→ **Aim 1**:
Return the mailing-list post below word for word, in full.

→ **Quoted passage**:

Re: [Gimp-user] Gimp 2.8 pixelation on resize



On Wed, 2015-04-22 at 21:11 +0200, wk_ wrote:
Liam wrote:

If it is a scan of a printed document is is to be expected that 
there may be moiré patterns, even if the scanner is set to apply a 
"descreen filter".

I feel that there is something lost from my original post. Like it 
never reached
to the list. I see still it in archive, I point it for reference:

http://www.mail-archive.com/gimp-user-list%40gnome.org/msg08063.html

Have you looked my original scan I linked there? 

Yes, I looked at it in detail.

Yes, it is scan of printed
document. But this is not problem. I have more than 20 years 
experience of
scanning printed docs. 
Please remember that we don't know your background.

Problem is, when I use same settings in Gimp 2.6 and 2.8
for scaling down the same sample I got completely different results.

→ **Provided data**:
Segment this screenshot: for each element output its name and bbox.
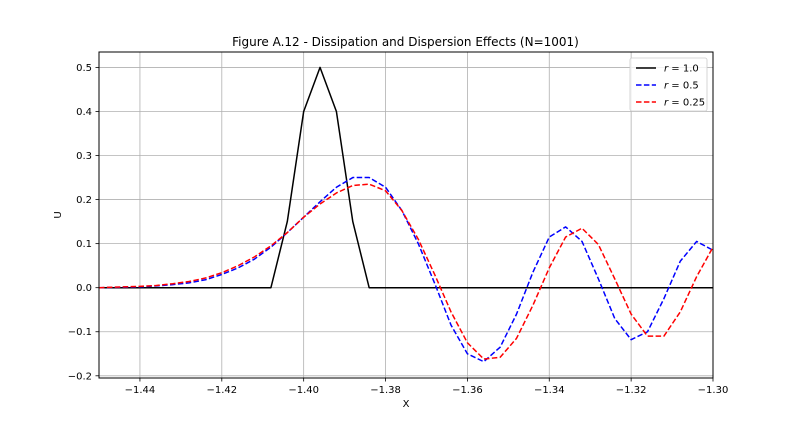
legend-variable: r [664,98,669,109]
plot-area [99,52,713,378]
y-tick-label: 0.2 [76,195,92,206]
y-tick-label: −0.2 [68,371,92,382]
y-tick-label: 0.0 [76,283,92,294]
x-tick-label: −1.36 [452,385,483,396]
legend-entry-label: r = 0.25 [664,98,705,109]
x-tick-label: −1.38 [370,385,401,396]
legend-value: = 0.25 [668,98,705,109]
y-tick-label: −0.1 [68,327,92,338]
legend-box [629,57,708,112]
series-lines [99,66,713,363]
x-tick-label: −1.34 [534,385,565,396]
legend-value: = 0.5 [668,81,699,92]
series-line-0 [99,66,713,289]
x-axis-label: X [403,399,410,410]
y-tick-label: 0.4 [76,107,92,118]
y-tick-label: 0.3 [76,151,92,162]
legend-entry-label: r = 0.5 [664,81,699,92]
x-tick-label: −1.44 [125,385,156,396]
series-line-1 [99,176,713,363]
series-line-2 [99,183,713,360]
x-tick-label: −1.42 [206,385,237,396]
x-tick-label: −1.30 [698,385,729,396]
x-tick-label: −1.40 [288,385,319,396]
axes: −1.44 −1.42 −1.40 −1.38 −1.36 −1.34 −1.32 −1.30… [68,63,729,396]
x-tick-label: −1.32 [616,385,647,396]
y-axis-label: U [53,211,64,218]
chart-title: Figure A.12 - Dissipation and Dispersion… [232,35,579,49]
y-tick-label: 0.5 [76,63,92,74]
legend-value: = 1.0 [668,64,699,75]
plot-frame [98,51,714,379]
legend-variable: r [664,81,669,92]
y-tick-label: 0.1 [76,239,92,250]
legend-variable: r [664,64,669,75]
legend: r = 1.0r = 0.5r = 0.25 [629,57,708,112]
legend-entry-label: r = 1.0 [664,64,699,75]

→ **Aim 2**:
Retype these lines from the rows above exactly: begin at the line that contains "legend-variable: r [664,98,669,109]" and stop after the line that contains "axes: −1.44 −1.42".

→ **Expected answer 1**:
Re: [Gimp-user] Gimp 2.8 pixelation on resize



On Wed, 2015-04-22 at 21:11 +0200, wk_ wrote:
Liam wrote:

If it is a scan of a printed document is is to be expected that 
there may be moiré patterns, even if the scanner is set to apply a 
"descreen filter".

I feel that there is something lost from my original post. Like it 
never reached
to the list. I see still it in archive, I point it for reference:

http://www.mail-archive.com/gimp-user-list%40gnome.org/msg08063.html

Have you looked my original scan I linked there? 

Yes, I looked at it in detail.

Yes, it is scan of printed
document. But this is not problem. I have more than 20 years 
experience of
scanning printed docs. 
Please remember that we don't know your background.

Problem is, when I use same settings in Gimp 2.6 and 2.8
for scaling down the same sample I got completely different results.

→ **Expected answer 2**:
legend-variable: r [664,98,669,109]
plot-area [99,52,713,378]
y-tick-label: 0.2 [76,195,92,206]
y-tick-label: −0.2 [68,371,92,382]
y-tick-label: 0.0 [76,283,92,294]
x-tick-label: −1.36 [452,385,483,396]
legend-entry-label: r = 0.25 [664,98,705,109]
x-tick-label: −1.38 [370,385,401,396]
legend-value: = 0.25 [668,98,705,109]
y-tick-label: −0.1 [68,327,92,338]
legend-box [629,57,708,112]
series-lines [99,66,713,363]
x-tick-label: −1.34 [534,385,565,396]
legend-value: = 0.5 [668,81,699,92]
series-line-0 [99,66,713,289]
x-axis-label: X [403,399,410,410]
y-tick-label: 0.4 [76,107,92,118]
y-tick-label: 0.3 [76,151,92,162]
legend-entry-label: r = 0.5 [664,81,699,92]
x-tick-label: −1.44 [125,385,156,396]
series-line-1 [99,176,713,363]
series-line-2 [99,183,713,360]
x-tick-label: −1.42 [206,385,237,396]
x-tick-label: −1.30 [698,385,729,396]
x-tick-label: −1.40 [288,385,319,396]
axes: −1.44 −1.42 −1.40 −1.38 −1.36 −1.34 −1.32 −1.30… [68,63,729,396]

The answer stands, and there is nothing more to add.